(Items from a dataset)
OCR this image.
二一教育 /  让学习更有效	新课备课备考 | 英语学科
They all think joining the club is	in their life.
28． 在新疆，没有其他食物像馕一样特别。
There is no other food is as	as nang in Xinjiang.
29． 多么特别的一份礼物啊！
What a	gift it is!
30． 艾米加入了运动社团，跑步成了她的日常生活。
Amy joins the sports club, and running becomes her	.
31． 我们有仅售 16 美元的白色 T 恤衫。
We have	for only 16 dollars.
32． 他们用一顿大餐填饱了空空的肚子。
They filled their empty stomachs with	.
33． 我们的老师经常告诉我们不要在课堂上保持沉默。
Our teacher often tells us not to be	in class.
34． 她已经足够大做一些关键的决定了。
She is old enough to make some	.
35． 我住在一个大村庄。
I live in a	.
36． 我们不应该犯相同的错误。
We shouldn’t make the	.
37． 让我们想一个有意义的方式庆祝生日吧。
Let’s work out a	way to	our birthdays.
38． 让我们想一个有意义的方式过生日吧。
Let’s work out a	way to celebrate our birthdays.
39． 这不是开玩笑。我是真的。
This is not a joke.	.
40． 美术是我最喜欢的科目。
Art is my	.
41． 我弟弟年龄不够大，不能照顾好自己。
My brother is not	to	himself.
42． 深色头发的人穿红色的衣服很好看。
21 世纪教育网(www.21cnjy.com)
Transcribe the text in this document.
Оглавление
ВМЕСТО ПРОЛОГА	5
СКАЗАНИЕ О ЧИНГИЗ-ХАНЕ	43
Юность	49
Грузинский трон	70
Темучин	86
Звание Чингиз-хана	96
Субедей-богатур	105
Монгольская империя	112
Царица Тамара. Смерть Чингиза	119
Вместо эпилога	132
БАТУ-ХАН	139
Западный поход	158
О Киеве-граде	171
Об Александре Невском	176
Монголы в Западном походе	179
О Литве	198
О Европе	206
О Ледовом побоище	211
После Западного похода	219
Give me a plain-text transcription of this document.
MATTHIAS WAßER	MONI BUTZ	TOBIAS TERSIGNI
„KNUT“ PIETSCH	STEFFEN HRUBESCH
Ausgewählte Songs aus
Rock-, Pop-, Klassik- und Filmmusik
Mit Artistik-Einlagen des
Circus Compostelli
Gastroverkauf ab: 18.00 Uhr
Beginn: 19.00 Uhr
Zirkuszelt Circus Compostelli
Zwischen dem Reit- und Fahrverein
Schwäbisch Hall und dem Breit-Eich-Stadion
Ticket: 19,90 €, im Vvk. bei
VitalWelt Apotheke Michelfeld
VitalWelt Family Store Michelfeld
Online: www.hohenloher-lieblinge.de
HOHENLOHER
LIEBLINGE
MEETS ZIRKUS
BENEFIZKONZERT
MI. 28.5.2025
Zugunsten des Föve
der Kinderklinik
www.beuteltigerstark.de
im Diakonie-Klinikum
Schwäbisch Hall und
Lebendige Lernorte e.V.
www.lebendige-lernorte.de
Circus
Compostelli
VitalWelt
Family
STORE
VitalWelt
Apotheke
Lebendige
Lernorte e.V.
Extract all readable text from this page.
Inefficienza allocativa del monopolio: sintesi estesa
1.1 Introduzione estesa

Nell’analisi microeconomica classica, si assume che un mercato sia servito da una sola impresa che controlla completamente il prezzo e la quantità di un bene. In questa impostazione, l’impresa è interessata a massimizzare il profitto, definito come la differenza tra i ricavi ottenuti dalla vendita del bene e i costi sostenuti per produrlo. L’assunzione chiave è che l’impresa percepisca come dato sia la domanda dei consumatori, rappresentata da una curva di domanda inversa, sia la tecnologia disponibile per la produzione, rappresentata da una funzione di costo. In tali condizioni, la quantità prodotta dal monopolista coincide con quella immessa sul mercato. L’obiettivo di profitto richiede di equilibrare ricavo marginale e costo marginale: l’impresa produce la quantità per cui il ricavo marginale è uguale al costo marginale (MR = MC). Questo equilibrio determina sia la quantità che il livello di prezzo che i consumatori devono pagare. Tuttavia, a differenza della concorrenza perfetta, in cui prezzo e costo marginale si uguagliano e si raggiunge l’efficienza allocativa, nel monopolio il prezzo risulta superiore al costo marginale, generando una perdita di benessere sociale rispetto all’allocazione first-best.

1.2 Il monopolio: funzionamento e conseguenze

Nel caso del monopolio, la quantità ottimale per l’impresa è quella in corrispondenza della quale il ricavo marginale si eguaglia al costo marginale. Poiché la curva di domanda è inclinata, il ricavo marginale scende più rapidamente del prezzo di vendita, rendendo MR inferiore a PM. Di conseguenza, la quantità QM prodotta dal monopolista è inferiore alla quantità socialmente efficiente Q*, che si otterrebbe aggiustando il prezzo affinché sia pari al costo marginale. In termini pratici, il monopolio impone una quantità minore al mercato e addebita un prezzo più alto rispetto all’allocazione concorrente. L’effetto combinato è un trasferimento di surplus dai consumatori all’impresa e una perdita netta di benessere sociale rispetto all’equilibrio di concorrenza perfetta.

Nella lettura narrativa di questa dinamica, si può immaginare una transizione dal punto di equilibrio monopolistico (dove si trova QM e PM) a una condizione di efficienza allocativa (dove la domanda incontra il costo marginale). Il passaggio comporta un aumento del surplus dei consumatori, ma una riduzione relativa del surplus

Problem to work on
Make an exact copy of the material above.

In response
OCR this image.
二一教育 /  让学习更有效	新课备课备考 | 英语学科
They all think joining the club is	in their life.
28． 在新疆，没有其他食物像馕一样特别。
There is no other food is as	as nang in Xinjiang.
29． 多么特别的一份礼物啊！
What a	gift it is!
30． 艾米加入了运动社团，跑步成了她的日常生活。
Amy joins the sports club, and running becomes her	.
31． 我们有仅售 16 美元的白色 T 恤衫。
We have	for only 16 dollars.
32． 他们用一顿大餐填饱了空空的肚子。
They filled their empty stomachs with	.
33． 我们的老师经常告诉我们不要在课堂上保持沉默。
Our teacher often tells us not to be	in class.
34． 她已经足够大做一些关键的决定了。
She is old enough to make some	.
35． 我住在一个大村庄。
I live in a	.
36． 我们不应该犯相同的错误。
We shouldn’t make the	.
37． 让我们想一个有意义的方式庆祝生日吧。
Let’s work out a	way to	our birthdays.
38． 让我们想一个有意义的方式过生日吧。
Let’s work out a	way to celebrate our birthdays.
39． 这不是开玩笑。我是真的。
This is not a joke.	.
40． 美术是我最喜欢的科目。
Art is my	.
41． 我弟弟年龄不够大，不能照顾好自己。
My brother is not	to	himself.
42． 深色头发的人穿红色的衣服很好看。
21 世纪教育网(www.21cnjy.com)
Transcribe the text in this document.
Оглавление
ВМЕСТО ПРОЛОГА	5
СКАЗАНИЕ О ЧИНГИЗ-ХАНЕ	43
Юность	49
Грузинский трон	70
Темучин	86
Звание Чингиз-хана	96
Субедей-богатур	105
Монгольская империя	112
Царица Тамара. Смерть Чингиза	119
Вместо эпилога	132
БАТУ-ХАН	139
Западный поход	158
О Киеве-граде	171
Об Александре Невском	176
Монголы в Западном походе	179
О Литве	198
О Европе	206
О Ледовом побоище	211
После Западного похода	219
Give me a plain-text transcription of this document.
MATTHIAS WAßER	MONI BUTZ	TOBIAS TERSIGNI
„KNUT“ PIETSCH	STEFFEN HRUBESCH
Ausgewählte Songs aus
Rock-, Pop-, Klassik- und Filmmusik
Mit Artistik-Einlagen des
Circus Compostelli
Gastroverkauf ab: 18.00 Uhr
Beginn: 19.00 Uhr
Zirkuszelt Circus Compostelli
Zwischen dem Reit- und Fahrverein
Schwäbisch Hall und dem Breit-Eich-Stadion
Ticket: 19,90 €, im Vvk. bei
VitalWelt Apotheke Michelfeld
VitalWelt Family Store Michelfeld
Online: www.hohenloher-lieblinge.de
HOHENLOHER
LIEBLINGE
MEETS ZIRKUS
BENEFIZKONZERT
MI. 28.5.2025
Zugunsten des Föve
der Kinderklinik
www.beuteltigerstark.de
im Diakonie-Klinikum
Schwäbisch Hall und
Lebendige Lernorte e.V.
www.lebendige-lernorte.de
Circus
Compostelli
VitalWelt
Family
STORE
VitalWelt
Apotheke
Lebendige
Lernorte e.V.
Extract all readable text from this page.
Inefficienza allocativa del monopolio: sintesi estesa
1.1 Introduzione estesa

Nell’analisi microeconomica classica, si assume che un mercato sia servito da una sola impresa che controlla completamente il prezzo e la quantità di un bene. In questa impostazione, l’impresa è interessata a massimizzare il profitto, definito come la differenza tra i ricavi ottenuti dalla vendita del bene e i costi sostenuti per produrlo. L’assunzione chiave è che l’impresa percepisca come dato sia la domanda dei consumatori, rappresentata da una curva di domanda inversa, sia la tecnologia disponibile per la produzione, rappresentata da una funzione di costo. In tali condizioni, la quantità prodotta dal monopolista coincide con quella immessa sul mercato. L’obiettivo di profitto richiede di equilibrare ricavo marginale e costo marginale: l’impresa produce la quantità per cui il ricavo marginale è uguale al costo marginale (MR = MC). Questo equilibrio determina sia la quantità che il livello di prezzo che i consumatori devono pagare. Tuttavia, a differenza della concorrenza perfetta, in cui prezzo e costo marginale si uguagliano e si raggiunge l’efficienza allocativa, nel monopolio il prezzo risulta superiore al costo marginale, generando una perdita di benessere sociale rispetto all’allocazione first-best.

1.2 Il monopolio: funzionamento e conseguenze

Nel caso del monopolio, la quantità ottimale per l’impresa è quella in corrispondenza della quale il ricavo marginale si eguaglia al costo marginale. Poiché la curva di domanda è inclinata, il ricavo marginale scende più rapidamente del prezzo di vendita, rendendo MR inferiore a PM. Di conseguenza, la quantità QM prodotta dal monopolista è inferiore alla quantità socialmente efficiente Q*, che si otterrebbe aggiustando il prezzo affinché sia pari al costo marginale. In termini pratici, il monopolio impone una quantità minore al mercato e addebita un prezzo più alto rispetto all’allocazione concorrente. L’effetto combinato è un trasferimento di surplus dai consumatori all’impresa e una perdita netta di benessere sociale rispetto all’equilibrio di concorrenza perfetta.

Nella lettura narrativa di questa dinamica, si può immaginare una transizione dal punto di equilibrio monopolistico (dove si trova QM e PM) a una condizione di efficienza allocativa (dove la domanda incontra il costo marginale). Il passaggio comporta un aumento del surplus dei consumatori, ma una riduzione relativa del surplus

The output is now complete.